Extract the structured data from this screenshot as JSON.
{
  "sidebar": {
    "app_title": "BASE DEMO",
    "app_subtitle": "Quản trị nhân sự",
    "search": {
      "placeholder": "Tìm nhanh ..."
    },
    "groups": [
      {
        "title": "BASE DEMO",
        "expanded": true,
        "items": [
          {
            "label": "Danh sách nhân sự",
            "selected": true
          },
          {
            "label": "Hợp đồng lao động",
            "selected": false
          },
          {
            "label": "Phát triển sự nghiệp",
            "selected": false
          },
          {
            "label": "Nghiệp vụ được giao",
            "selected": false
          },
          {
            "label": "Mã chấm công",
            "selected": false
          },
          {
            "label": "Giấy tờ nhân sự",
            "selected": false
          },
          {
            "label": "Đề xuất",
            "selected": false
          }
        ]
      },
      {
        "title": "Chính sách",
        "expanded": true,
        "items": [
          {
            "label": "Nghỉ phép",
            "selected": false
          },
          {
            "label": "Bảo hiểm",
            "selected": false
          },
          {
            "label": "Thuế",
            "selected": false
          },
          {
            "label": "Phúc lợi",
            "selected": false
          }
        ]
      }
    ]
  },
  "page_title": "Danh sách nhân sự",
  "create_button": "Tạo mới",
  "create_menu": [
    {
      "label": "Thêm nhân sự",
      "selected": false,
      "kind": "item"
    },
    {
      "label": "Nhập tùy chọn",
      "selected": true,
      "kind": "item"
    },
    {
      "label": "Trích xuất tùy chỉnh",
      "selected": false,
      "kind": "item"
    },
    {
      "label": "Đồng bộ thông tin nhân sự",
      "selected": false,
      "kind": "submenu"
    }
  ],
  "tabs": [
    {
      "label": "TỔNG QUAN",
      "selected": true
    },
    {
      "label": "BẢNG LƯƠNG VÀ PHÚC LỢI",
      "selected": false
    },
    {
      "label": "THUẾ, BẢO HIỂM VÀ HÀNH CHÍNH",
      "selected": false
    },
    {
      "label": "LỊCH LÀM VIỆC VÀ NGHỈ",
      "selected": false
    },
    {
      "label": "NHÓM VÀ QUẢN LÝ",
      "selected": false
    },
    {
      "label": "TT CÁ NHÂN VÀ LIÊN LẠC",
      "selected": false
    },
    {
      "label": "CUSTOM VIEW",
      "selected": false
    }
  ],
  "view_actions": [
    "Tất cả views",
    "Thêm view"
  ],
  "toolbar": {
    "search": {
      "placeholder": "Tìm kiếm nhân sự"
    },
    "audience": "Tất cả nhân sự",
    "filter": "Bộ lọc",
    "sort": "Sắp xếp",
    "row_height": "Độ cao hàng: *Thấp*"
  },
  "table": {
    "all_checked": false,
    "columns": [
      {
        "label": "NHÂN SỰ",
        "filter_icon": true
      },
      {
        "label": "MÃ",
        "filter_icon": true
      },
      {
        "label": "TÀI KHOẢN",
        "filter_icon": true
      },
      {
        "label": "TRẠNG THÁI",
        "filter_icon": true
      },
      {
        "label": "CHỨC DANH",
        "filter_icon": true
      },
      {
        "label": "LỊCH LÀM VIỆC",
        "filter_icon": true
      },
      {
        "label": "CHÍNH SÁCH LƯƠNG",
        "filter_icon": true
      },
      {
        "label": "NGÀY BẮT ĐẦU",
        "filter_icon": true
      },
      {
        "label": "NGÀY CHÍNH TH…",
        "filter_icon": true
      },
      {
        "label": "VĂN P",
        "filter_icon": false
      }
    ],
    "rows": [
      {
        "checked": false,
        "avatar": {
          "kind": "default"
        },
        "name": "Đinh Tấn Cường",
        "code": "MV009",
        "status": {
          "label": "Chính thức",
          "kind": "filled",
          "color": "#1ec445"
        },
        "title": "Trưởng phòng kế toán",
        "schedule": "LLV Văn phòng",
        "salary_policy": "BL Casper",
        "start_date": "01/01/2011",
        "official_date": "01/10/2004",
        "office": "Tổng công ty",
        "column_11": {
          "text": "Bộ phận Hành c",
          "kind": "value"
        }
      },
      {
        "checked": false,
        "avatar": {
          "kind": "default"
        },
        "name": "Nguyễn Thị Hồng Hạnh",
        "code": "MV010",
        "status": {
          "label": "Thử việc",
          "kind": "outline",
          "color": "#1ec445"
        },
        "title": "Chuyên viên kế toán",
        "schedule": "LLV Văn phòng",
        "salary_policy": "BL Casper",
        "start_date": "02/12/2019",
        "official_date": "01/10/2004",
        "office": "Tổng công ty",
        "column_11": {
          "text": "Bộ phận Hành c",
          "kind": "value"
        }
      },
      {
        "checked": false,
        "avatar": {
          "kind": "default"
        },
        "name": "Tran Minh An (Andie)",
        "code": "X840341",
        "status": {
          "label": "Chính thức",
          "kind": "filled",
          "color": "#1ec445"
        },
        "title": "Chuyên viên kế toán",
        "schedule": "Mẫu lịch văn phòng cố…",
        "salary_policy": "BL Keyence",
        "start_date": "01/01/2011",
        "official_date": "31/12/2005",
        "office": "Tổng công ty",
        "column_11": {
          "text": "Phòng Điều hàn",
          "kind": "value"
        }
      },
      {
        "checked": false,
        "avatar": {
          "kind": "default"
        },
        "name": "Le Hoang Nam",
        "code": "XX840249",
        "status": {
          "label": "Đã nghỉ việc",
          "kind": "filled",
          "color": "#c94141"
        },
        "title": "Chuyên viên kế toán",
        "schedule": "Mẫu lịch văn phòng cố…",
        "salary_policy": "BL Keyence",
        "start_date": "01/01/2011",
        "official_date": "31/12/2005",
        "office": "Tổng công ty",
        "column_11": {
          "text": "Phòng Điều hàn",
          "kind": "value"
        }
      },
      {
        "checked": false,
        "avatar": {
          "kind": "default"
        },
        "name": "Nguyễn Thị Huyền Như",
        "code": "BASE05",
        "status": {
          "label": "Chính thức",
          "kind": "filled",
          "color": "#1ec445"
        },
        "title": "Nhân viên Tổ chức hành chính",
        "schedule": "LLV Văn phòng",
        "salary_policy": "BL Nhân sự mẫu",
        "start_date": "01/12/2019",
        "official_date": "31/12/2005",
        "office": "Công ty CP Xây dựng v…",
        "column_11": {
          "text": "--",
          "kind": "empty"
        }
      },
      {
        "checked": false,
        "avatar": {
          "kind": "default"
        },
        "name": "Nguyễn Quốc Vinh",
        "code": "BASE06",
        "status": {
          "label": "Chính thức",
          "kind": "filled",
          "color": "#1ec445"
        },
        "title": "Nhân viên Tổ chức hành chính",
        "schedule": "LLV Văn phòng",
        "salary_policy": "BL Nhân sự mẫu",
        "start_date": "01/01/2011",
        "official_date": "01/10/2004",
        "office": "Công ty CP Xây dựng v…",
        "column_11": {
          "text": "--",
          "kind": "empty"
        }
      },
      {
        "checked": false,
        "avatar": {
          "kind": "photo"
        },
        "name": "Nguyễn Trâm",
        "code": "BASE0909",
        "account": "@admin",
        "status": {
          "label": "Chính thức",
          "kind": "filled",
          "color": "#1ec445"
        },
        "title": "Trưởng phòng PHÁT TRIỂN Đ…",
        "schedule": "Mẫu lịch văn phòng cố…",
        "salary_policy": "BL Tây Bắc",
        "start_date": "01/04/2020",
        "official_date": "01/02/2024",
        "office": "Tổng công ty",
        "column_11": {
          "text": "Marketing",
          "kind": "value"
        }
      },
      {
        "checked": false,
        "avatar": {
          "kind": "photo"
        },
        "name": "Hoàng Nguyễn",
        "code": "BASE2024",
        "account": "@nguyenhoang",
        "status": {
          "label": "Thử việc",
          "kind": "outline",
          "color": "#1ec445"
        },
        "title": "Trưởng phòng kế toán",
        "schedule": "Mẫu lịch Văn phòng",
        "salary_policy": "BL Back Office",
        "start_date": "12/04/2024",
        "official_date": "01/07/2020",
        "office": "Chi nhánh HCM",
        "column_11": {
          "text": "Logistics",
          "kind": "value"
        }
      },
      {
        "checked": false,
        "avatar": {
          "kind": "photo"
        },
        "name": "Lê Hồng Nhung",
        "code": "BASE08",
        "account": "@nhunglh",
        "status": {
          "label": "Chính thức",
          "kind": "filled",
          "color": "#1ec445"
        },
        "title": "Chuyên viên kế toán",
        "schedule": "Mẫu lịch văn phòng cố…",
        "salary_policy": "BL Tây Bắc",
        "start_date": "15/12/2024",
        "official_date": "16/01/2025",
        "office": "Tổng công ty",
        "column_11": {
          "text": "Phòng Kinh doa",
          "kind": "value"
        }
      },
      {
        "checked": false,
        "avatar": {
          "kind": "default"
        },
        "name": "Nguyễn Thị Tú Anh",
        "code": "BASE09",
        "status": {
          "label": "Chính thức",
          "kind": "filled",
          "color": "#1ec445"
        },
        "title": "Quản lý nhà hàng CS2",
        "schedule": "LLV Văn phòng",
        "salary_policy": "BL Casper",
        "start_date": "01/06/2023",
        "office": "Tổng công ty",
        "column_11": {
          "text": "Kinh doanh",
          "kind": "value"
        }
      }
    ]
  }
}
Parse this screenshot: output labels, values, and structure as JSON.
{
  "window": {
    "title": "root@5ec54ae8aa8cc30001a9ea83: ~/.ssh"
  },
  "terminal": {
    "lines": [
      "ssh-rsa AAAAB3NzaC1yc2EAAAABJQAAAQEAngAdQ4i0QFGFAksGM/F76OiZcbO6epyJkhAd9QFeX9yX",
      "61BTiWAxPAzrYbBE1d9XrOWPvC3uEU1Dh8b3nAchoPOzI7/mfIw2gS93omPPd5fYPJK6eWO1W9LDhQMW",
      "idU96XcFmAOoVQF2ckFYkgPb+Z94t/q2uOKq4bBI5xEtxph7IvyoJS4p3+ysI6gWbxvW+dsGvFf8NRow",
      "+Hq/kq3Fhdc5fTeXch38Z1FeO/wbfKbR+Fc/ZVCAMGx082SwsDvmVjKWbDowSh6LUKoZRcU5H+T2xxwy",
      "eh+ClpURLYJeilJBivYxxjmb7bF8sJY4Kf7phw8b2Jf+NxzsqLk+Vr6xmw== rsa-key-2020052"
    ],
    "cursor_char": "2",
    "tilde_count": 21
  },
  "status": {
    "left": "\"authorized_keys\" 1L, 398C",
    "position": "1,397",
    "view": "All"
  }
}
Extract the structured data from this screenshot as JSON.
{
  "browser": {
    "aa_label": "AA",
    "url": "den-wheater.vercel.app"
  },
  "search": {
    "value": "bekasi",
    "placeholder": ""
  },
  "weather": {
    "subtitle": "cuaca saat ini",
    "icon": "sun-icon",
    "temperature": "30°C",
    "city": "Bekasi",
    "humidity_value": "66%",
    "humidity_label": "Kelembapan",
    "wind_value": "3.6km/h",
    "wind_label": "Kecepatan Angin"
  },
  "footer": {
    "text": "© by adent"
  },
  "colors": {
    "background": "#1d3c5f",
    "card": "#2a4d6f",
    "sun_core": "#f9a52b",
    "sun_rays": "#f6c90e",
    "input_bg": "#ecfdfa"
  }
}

^^^^

▸ Task instructions
Lines that hold the word "placeholder" are the ones to return, every one of them.

▸ Written solution
      "placeholder": "Tìm nhanh ..."
      "placeholder": "Tìm kiếm nhân sự"
    "placeholder": ""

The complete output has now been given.